» **Your task**:
Write out the data below in full. Keep it exact.

A block of data

"""

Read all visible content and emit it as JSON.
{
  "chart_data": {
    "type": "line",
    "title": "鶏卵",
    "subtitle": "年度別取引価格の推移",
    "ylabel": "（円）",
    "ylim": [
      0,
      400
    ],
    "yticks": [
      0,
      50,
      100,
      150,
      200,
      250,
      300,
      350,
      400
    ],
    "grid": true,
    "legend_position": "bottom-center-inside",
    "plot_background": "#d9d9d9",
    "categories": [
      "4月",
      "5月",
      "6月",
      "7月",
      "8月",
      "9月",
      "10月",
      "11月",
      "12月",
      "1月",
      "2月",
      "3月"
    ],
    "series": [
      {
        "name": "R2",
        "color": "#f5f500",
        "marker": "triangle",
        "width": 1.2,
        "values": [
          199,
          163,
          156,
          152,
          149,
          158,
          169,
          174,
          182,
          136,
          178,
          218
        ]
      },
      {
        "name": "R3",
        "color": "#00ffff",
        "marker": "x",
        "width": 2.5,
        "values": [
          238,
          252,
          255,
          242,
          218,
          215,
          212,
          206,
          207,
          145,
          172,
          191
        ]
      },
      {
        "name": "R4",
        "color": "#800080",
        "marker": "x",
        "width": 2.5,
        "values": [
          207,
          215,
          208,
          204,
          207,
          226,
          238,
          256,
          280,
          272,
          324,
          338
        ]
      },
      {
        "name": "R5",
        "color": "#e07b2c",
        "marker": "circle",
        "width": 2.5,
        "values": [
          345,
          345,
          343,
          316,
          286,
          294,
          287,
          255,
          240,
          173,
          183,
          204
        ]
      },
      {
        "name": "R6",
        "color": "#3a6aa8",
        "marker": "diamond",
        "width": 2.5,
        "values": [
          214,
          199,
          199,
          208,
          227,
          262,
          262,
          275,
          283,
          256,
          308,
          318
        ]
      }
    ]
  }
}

"""

» **Task result**:
Read all visible content and emit it as JSON.
{
  "chart_data": {
    "type": "line",
    "title": "鶏卵",
    "subtitle": "年度別取引価格の推移",
    "ylabel": "（円）",
    "ylim": [
      0,
      400
    ],
    "yticks": [
      0,
      50,
      100,
      150,
      200,
      250,
      300,
      350,
      400
    ],
    "grid": true,
    "legend_position": "bottom-center-inside",
    "plot_background": "#d9d9d9",
    "categories": [
      "4月",
      "5月",
      "6月",
      "7月",
      "8月",
      "9月",
      "10月",
      "11月",
      "12月",
      "1月",
      "2月",
      "3月"
    ],
    "series": [
      {
        "name": "R2",
        "color": "#f5f500",
        "marker": "triangle",
        "width": 1.2,
        "values": [
          199,
          163,
          156,
          152,
          149,
          158,
          169,
          174,
          182,
          136,
          178,
          218
        ]
      },
      {
        "name": "R3",
        "color": "#00ffff",
        "marker": "x",
        "width": 2.5,
        "values": [
          238,
          252,
          255,
          242,
          218,
          215,
          212,
          206,
          207,
          145,
          172,
          191
        ]
      },
      {
        "name": "R4",
        "color": "#800080",
        "marker": "x",
        "width": 2.5,
        "values": [
          207,
          215,
          208,
          204,
          207,
          226,
          238,
          256,
          280,
          272,
          324,
          338
        ]
      },
      {
        "name": "R5",
        "color": "#e07b2c",
        "marker": "circle",
        "width": 2.5,
        "values": [
          345,
          345,
          343,
          316,
          286,
          294,
          287,
          255,
          240,
          173,
          183,
          204
        ]
      },
      {
        "name": "R6",
        "color": "#3a6aa8",
        "marker": "diamond",
        "width": 2.5,
        "values": [
          214,
          199,
          199,
          208,
          227,
          262,
          262,
          275,
          283,
          256,
          308,
          318
        ]
      }
    ]
  }
}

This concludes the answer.